- Task to complete -
From the listing below, copy every line with the word "memory".

- Given information -
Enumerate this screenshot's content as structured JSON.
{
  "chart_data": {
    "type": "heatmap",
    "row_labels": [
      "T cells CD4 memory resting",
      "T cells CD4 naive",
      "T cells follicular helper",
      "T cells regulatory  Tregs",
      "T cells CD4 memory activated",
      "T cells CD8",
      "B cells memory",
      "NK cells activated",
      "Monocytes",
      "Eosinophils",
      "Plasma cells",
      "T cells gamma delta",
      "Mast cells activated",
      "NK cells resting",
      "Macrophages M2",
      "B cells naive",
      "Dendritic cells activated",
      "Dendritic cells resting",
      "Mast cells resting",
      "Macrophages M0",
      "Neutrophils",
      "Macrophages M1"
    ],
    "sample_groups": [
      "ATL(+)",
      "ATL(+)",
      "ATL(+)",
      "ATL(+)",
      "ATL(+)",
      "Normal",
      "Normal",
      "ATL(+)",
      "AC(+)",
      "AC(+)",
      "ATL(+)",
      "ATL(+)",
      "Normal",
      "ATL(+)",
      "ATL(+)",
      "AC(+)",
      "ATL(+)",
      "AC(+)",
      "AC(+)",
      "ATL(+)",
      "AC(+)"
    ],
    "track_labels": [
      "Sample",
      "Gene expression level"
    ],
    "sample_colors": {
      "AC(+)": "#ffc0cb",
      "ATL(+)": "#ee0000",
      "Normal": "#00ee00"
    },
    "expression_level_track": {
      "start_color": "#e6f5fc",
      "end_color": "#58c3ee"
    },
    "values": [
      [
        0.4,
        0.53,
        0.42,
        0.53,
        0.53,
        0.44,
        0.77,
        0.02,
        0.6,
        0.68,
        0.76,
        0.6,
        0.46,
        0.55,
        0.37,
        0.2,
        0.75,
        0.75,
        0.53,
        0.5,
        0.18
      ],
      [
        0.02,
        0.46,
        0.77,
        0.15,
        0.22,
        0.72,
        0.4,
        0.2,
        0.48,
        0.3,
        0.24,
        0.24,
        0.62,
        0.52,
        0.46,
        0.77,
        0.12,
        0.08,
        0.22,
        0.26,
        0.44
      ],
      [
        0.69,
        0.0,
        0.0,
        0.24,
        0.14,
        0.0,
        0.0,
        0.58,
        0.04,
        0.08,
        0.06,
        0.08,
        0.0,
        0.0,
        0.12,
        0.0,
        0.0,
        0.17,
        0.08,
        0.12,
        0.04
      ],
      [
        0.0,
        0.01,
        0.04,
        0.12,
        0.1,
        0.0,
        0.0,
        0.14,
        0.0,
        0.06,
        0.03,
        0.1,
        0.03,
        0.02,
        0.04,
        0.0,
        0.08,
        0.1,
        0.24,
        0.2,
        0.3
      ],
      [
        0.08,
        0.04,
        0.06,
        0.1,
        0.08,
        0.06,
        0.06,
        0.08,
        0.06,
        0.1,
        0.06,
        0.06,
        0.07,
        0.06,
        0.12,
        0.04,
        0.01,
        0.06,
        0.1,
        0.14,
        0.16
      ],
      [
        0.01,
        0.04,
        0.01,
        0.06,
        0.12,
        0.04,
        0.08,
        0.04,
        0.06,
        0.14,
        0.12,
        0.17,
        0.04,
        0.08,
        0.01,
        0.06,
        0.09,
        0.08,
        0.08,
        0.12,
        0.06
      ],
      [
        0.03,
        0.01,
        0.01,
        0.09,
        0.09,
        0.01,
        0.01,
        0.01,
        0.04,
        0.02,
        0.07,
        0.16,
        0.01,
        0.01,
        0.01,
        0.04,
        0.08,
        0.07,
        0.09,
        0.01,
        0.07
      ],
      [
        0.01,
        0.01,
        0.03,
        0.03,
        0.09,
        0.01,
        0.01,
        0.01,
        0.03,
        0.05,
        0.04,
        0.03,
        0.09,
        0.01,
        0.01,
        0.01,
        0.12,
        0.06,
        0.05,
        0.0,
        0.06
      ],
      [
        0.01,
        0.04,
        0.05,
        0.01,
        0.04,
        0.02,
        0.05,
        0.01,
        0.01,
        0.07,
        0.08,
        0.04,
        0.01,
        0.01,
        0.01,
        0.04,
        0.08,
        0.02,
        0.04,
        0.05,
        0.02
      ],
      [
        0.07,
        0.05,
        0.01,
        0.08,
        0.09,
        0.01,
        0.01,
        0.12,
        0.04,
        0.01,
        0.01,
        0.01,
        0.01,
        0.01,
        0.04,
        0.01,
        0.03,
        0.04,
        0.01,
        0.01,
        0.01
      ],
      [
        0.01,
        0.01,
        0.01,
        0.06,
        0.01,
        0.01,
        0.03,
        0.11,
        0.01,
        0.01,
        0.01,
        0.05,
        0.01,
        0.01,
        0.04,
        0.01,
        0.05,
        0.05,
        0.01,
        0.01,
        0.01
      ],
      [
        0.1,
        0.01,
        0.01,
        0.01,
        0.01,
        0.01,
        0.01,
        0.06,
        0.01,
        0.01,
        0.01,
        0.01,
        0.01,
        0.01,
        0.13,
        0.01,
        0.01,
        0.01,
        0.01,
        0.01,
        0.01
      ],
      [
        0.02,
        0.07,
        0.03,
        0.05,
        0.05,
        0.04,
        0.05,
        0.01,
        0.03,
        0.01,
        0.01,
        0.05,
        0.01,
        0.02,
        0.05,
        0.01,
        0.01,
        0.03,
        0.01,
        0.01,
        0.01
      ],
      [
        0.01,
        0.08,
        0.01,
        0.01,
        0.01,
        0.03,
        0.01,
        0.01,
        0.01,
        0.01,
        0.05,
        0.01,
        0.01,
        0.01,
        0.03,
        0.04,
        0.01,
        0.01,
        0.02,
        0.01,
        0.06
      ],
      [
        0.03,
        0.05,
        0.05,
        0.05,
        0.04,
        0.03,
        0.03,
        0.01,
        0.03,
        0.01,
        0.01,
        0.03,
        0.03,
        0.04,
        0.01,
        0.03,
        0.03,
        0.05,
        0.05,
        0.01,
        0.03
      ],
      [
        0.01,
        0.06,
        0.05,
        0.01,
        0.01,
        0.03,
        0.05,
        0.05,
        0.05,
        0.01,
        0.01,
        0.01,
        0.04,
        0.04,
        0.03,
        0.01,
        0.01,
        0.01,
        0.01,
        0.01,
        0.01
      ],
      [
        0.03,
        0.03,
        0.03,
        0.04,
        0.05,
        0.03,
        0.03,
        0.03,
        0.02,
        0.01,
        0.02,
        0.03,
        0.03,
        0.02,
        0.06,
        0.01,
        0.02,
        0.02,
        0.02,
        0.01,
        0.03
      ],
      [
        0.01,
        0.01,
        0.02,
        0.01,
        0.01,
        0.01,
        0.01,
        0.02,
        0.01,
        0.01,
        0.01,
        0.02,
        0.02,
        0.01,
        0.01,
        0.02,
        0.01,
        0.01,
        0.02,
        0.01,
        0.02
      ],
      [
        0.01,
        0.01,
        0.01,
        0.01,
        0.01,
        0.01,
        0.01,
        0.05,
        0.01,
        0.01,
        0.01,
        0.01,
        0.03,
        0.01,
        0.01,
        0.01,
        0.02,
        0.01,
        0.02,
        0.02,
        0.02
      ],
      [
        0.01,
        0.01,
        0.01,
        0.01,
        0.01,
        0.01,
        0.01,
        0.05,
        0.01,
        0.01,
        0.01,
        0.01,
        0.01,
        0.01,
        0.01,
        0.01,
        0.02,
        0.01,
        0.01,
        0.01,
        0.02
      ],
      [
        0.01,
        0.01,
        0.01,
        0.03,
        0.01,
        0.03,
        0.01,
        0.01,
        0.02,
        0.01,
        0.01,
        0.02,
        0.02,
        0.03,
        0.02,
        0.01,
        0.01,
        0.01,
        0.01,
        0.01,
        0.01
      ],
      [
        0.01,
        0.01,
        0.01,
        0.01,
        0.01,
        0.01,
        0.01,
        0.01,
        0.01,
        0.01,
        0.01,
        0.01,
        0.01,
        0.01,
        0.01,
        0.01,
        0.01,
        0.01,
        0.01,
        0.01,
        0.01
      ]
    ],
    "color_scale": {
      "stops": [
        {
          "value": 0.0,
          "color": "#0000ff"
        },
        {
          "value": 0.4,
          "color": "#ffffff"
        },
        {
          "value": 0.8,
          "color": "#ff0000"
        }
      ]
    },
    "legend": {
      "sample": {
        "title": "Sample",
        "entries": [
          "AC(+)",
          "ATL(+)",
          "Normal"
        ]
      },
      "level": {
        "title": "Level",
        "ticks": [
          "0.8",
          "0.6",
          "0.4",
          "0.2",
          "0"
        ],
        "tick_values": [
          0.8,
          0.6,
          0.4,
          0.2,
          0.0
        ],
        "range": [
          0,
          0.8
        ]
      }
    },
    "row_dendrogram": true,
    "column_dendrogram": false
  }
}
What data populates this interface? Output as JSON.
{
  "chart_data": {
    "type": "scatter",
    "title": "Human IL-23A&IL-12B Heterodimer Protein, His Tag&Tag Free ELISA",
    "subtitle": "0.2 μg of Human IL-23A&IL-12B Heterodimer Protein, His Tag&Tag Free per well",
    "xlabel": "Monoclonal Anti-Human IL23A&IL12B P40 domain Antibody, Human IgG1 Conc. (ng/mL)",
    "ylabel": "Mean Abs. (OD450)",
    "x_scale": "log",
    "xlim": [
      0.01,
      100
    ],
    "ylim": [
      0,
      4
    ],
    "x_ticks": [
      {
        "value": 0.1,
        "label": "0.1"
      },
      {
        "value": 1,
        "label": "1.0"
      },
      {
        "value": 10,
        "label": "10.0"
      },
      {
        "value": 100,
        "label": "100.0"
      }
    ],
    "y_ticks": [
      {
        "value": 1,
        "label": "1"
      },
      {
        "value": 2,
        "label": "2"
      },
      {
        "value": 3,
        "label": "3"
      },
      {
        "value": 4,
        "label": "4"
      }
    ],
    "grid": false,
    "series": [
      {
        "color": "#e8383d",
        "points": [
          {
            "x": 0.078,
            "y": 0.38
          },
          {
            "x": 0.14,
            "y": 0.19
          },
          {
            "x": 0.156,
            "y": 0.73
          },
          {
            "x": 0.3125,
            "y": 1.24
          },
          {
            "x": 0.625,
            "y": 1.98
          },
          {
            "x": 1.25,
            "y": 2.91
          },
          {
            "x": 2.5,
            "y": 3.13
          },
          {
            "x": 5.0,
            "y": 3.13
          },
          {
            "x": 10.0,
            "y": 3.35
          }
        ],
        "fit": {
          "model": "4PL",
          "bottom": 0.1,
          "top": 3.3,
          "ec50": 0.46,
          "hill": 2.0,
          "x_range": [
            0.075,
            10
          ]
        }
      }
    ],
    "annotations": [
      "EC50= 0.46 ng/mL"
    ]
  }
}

- Answer -
      "T cells CD4 memory resting",
      "T cells CD4 memory activated",
      "B cells memory",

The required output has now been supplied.